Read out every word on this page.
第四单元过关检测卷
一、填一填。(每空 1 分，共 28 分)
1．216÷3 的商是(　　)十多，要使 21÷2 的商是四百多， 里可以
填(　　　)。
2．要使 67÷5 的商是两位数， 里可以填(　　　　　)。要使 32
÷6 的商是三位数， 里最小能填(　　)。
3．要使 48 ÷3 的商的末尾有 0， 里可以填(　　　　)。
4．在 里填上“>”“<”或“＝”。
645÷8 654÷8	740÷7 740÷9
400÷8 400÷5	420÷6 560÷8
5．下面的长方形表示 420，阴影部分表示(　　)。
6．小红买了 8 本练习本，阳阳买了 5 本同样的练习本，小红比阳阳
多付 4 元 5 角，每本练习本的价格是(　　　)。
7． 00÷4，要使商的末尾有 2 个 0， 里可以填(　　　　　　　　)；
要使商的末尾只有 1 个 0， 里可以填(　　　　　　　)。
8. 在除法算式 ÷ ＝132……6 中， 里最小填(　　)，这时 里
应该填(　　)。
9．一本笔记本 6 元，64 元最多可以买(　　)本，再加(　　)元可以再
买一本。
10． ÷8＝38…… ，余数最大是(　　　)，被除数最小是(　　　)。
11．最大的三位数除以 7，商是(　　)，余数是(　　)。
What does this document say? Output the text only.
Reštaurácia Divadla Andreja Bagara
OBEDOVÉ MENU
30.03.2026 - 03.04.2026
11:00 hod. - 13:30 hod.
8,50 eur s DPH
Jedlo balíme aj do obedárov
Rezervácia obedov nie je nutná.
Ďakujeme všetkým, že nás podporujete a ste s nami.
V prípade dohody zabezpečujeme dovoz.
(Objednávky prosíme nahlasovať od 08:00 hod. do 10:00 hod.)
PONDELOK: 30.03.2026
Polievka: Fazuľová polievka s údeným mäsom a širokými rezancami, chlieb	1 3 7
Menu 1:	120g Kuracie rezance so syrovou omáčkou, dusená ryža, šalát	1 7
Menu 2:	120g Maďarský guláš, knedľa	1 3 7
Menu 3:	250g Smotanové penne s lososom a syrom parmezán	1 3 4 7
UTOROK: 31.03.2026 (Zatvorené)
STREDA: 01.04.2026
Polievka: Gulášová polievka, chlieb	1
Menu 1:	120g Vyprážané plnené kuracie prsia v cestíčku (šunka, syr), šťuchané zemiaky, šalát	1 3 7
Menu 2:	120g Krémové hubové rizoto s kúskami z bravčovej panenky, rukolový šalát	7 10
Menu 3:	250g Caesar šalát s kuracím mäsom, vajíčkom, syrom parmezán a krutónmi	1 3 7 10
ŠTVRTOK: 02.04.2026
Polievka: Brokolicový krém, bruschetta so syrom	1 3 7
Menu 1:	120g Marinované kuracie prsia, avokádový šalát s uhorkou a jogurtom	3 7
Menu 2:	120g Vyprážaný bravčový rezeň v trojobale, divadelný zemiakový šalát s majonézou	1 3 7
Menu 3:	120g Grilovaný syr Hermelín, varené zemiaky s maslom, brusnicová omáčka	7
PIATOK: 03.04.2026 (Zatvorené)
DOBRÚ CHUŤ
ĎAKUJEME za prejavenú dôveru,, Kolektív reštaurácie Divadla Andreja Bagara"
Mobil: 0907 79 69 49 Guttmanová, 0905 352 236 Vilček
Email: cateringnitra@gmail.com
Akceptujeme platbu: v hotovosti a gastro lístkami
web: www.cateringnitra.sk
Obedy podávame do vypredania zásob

========

* [PROBLEM DETAILS]: Gather and copy every line of the data in which the string "chlieb" is found.

* [RESPONSE BELOW]:
Polievka: Fazuľová polievka s údeným mäsom a širokými rezancami, chlieb	1 3 7
Polievka: Gulášová polievka, chlieb	1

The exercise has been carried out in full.